YOUR INSTRUCTIONS:
Please give the listing again in its entirety, exactly as written.

MATERIAL FOR THE TASK:

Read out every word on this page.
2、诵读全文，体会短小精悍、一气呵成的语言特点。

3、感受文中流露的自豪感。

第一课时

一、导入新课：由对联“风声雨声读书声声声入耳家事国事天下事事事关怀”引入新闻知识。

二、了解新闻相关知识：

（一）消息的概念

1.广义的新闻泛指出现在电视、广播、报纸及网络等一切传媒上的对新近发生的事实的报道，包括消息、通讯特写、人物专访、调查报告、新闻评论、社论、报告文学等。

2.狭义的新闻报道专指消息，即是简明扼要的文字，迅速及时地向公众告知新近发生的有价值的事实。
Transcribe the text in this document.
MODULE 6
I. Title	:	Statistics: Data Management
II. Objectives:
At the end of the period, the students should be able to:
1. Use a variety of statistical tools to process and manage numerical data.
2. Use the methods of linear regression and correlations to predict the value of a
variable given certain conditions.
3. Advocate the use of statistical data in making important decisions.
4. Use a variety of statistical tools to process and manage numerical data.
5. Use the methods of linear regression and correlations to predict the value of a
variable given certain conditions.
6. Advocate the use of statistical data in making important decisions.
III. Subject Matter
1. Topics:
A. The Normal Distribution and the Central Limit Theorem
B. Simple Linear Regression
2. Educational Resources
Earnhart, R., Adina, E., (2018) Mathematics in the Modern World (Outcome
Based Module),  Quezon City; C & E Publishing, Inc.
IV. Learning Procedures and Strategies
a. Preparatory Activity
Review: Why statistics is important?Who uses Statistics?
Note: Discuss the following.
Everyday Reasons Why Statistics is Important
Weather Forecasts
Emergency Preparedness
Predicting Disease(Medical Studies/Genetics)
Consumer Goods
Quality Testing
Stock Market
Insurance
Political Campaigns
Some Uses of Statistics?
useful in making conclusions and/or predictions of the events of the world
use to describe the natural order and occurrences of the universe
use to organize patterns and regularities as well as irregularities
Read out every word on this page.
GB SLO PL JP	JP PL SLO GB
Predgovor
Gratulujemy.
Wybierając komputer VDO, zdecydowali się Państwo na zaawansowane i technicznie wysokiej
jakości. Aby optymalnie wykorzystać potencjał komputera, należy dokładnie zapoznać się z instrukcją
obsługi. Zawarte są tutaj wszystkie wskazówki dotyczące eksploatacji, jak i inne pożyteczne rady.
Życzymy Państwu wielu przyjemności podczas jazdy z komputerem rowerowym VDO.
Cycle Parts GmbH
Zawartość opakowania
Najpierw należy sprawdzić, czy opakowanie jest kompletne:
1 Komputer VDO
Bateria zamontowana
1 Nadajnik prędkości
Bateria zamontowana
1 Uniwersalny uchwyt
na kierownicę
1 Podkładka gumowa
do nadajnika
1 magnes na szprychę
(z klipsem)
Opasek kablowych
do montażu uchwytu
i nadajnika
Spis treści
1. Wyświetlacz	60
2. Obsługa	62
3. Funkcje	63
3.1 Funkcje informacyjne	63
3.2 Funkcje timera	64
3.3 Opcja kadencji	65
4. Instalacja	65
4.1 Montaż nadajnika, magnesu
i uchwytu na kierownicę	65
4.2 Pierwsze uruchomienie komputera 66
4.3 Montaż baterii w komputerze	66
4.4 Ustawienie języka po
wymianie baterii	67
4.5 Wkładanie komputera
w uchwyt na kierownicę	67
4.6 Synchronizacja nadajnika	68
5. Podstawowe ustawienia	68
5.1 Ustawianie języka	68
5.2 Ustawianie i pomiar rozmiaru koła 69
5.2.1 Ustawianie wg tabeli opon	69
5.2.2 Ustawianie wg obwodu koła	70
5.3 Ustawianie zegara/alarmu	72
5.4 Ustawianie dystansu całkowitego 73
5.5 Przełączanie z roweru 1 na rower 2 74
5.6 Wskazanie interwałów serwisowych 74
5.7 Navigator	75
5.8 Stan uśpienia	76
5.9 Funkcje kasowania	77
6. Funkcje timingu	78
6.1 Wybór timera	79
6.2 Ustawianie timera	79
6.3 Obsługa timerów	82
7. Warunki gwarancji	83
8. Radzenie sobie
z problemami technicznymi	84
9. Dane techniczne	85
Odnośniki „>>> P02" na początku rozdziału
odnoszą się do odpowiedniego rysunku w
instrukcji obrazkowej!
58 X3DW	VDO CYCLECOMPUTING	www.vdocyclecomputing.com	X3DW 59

OUTPUT:
Read out every word on this page.
2、诵读全文，体会短小精悍、一气呵成的语言特点。

3、感受文中流露的自豪感。

第一课时

一、导入新课：由对联“风声雨声读书声声声入耳家事国事天下事事事关怀”引入新闻知识。

二、了解新闻相关知识：

（一）消息的概念

1.广义的新闻泛指出现在电视、广播、报纸及网络等一切传媒上的对新近发生的事实的报道，包括消息、通讯特写、人物专访、调查报告、新闻评论、社论、报告文学等。

2.狭义的新闻报道专指消息，即是简明扼要的文字，迅速及时地向公众告知新近发生的有价值的事实。
Transcribe the text in this document.
MODULE 6
I. Title	:	Statistics: Data Management
II. Objectives:
At the end of the period, the students should be able to:
1. Use a variety of statistical tools to process and manage numerical data.
2. Use the methods of linear regression and correlations to predict the value of a
variable given certain conditions.
3. Advocate the use of statistical data in making important decisions.
4. Use a variety of statistical tools to process and manage numerical data.
5. Use the methods of linear regression and correlations to predict the value of a
variable given certain conditions.
6. Advocate the use of statistical data in making important decisions.
III. Subject Matter
1. Topics:
A. The Normal Distribution and the Central Limit Theorem
B. Simple Linear Regression
2. Educational Resources
Earnhart, R., Adina, E., (2018) Mathematics in the Modern World (Outcome
Based Module),  Quezon City; C & E Publishing, Inc.
IV. Learning Procedures and Strategies
a. Preparatory Activity
Review: Why statistics is important?Who uses Statistics?
Note: Discuss the following.
Everyday Reasons Why Statistics is Important
Weather Forecasts
Emergency Preparedness
Predicting Disease(Medical Studies/Genetics)
Consumer Goods
Quality Testing
Stock Market
Insurance
Political Campaigns
Some Uses of Statistics?
useful in making conclusions and/or predictions of the events of the world
use to describe the natural order and occurrences of the universe
use to organize patterns and regularities as well as irregularities
Read out every word on this page.
GB SLO PL JP	JP PL SLO GB
Predgovor
Gratulujemy.
Wybierając komputer VDO, zdecydowali się Państwo na zaawansowane i technicznie wysokiej
jakości. Aby optymalnie wykorzystać potencjał komputera, należy dokładnie zapoznać się z instrukcją
obsługi. Zawarte są tutaj wszystkie wskazówki dotyczące eksploatacji, jak i inne pożyteczne rady.
Życzymy Państwu wielu przyjemności podczas jazdy z komputerem rowerowym VDO.
Cycle Parts GmbH
Zawartość opakowania
Najpierw należy sprawdzić, czy opakowanie jest kompletne:
1 Komputer VDO
Bateria zamontowana
1 Nadajnik prędkości
Bateria zamontowana
1 Uniwersalny uchwyt
na kierownicę
1 Podkładka gumowa
do nadajnika
1 magnes na szprychę
(z klipsem)
Opasek kablowych
do montażu uchwytu
i nadajnika
Spis treści
1. Wyświetlacz	60
2. Obsługa	62
3. Funkcje	63
3.1 Funkcje informacyjne	63
3.2 Funkcje timera	64
3.3 Opcja kadencji	65
4. Instalacja	65
4.1 Montaż nadajnika, magnesu
i uchwytu na kierownicę	65
4.2 Pierwsze uruchomienie komputera 66
4.3 Montaż baterii w komputerze	66
4.4 Ustawienie języka po
wymianie baterii	67
4.5 Wkładanie komputera
w uchwyt na kierownicę	67
4.6 Synchronizacja nadajnika	68
5. Podstawowe ustawienia	68
5.1 Ustawianie języka	68
5.2 Ustawianie i pomiar rozmiaru koła 69
5.2.1 Ustawianie wg tabeli opon	69
5.2.2 Ustawianie wg obwodu koła	70
5.3 Ustawianie zegara/alarmu	72
5.4 Ustawianie dystansu całkowitego 73
5.5 Przełączanie z roweru 1 na rower 2 74
5.6 Wskazanie interwałów serwisowych 74
5.7 Navigator	75
5.8 Stan uśpienia	76
5.9 Funkcje kasowania	77
6. Funkcje timingu	78
6.1 Wybór timera	79
6.2 Ustawianie timera	79
6.3 Obsługa timerów	82
7. Warunki gwarancji	83
8. Radzenie sobie
z problemami technicznymi	84
9. Dane techniczne	85
Odnośniki „>>> P02" na początku rozdziału
odnoszą się do odpowiedniego rysunku w
instrukcji obrazkowej!
58 X3DW	VDO CYCLECOMPUTING	www.vdocyclecomputing.com	X3DW 59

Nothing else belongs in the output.